• [DIRECTIONS FOR THIS TASK]
Could you write out every entry exactly as it stands?
[DATA start]
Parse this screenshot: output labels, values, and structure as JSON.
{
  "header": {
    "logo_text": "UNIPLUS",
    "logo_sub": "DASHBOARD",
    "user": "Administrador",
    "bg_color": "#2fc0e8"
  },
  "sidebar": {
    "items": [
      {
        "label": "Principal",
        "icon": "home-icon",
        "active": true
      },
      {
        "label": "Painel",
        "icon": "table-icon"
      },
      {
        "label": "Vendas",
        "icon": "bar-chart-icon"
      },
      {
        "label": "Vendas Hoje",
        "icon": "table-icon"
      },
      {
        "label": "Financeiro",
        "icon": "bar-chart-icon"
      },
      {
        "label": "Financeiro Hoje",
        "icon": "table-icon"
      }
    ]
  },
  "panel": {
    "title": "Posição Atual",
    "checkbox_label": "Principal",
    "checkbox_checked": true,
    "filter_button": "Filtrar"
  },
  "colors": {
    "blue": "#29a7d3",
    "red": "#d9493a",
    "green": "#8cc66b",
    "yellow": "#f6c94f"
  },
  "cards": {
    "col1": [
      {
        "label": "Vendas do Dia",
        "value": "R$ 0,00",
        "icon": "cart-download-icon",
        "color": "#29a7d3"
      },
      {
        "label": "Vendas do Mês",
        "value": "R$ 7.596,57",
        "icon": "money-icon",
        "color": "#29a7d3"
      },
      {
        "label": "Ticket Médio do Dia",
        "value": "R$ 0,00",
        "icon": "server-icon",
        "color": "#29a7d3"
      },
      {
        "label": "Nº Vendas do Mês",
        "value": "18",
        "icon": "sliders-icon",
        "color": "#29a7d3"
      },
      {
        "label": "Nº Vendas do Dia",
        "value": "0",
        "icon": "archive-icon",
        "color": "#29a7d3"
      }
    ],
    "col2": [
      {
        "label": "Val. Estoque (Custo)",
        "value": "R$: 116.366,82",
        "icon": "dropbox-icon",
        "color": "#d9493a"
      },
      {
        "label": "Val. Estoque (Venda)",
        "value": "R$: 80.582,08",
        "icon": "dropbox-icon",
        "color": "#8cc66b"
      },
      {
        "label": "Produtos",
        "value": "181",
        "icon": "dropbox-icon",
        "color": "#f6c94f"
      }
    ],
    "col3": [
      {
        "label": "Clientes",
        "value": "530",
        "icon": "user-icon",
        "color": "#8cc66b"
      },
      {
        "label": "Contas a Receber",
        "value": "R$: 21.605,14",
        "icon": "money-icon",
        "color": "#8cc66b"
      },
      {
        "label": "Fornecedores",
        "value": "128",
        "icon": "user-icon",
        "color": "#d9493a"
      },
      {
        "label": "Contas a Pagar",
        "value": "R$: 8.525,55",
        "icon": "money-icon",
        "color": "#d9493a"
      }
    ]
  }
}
[DATA end]
• [ANSWER TO THIS PROBLEM]
Parse this screenshot: output labels, values, and structure as JSON.
{
  "header": {
    "logo_text": "UNIPLUS",
    "logo_sub": "DASHBOARD",
    "user": "Administrador",
    "bg_color": "#2fc0e8"
  },
  "sidebar": {
    "items": [
      {
        "label": "Principal",
        "icon": "home-icon",
        "active": true
      },
      {
        "label": "Painel",
        "icon": "table-icon"
      },
      {
        "label": "Vendas",
        "icon": "bar-chart-icon"
      },
      {
        "label": "Vendas Hoje",
        "icon": "table-icon"
      },
      {
        "label": "Financeiro",
        "icon": "bar-chart-icon"
      },
      {
        "label": "Financeiro Hoje",
        "icon": "table-icon"
      }
    ]
  },
  "panel": {
    "title": "Posição Atual",
    "checkbox_label": "Principal",
    "checkbox_checked": true,
    "filter_button": "Filtrar"
  },
  "colors": {
    "blue": "#29a7d3",
    "red": "#d9493a",
    "green": "#8cc66b",
    "yellow": "#f6c94f"
  },
  "cards": {
    "col1": [
      {
        "label": "Vendas do Dia",
        "value": "R$ 0,00",
        "icon": "cart-download-icon",
        "color": "#29a7d3"
      },
      {
        "label": "Vendas do Mês",
        "value": "R$ 7.596,57",
        "icon": "money-icon",
        "color": "#29a7d3"
      },
      {
        "label": "Ticket Médio do Dia",
        "value": "R$ 0,00",
        "icon": "server-icon",
        "color": "#29a7d3"
      },
      {
        "label": "Nº Vendas do Mês",
        "value": "18",
        "icon": "sliders-icon",
        "color": "#29a7d3"
      },
      {
        "label": "Nº Vendas do Dia",
        "value": "0",
        "icon": "archive-icon",
        "color": "#29a7d3"
      }
    ],
    "col2": [
      {
        "label": "Val. Estoque (Custo)",
        "value": "R$: 116.366,82",
        "icon": "dropbox-icon",
        "color": "#d9493a"
      },
      {
        "label": "Val. Estoque (Venda)",
        "value": "R$: 80.582,08",
        "icon": "dropbox-icon",
        "color": "#8cc66b"
      },
      {
        "label": "Produtos",
        "value": "181",
        "icon": "dropbox-icon",
        "color": "#f6c94f"
      }
    ],
    "col3": [
      {
        "label": "Clientes",
        "value": "530",
        "icon": "user-icon",
        "color": "#8cc66b"
      },
      {
        "label": "Contas a Receber",
        "value": "R$: 21.605,14",
        "icon": "money-icon",
        "color": "#8cc66b"
      },
      {
        "label": "Fornecedores",
        "value": "128",
        "icon": "user-icon",
        "color": "#d9493a"
      },
      {
        "label": "Contas a Pagar",
        "value": "R$: 8.525,55",
        "icon": "money-icon",
        "color": "#d9493a"
      }
    ]
  }
}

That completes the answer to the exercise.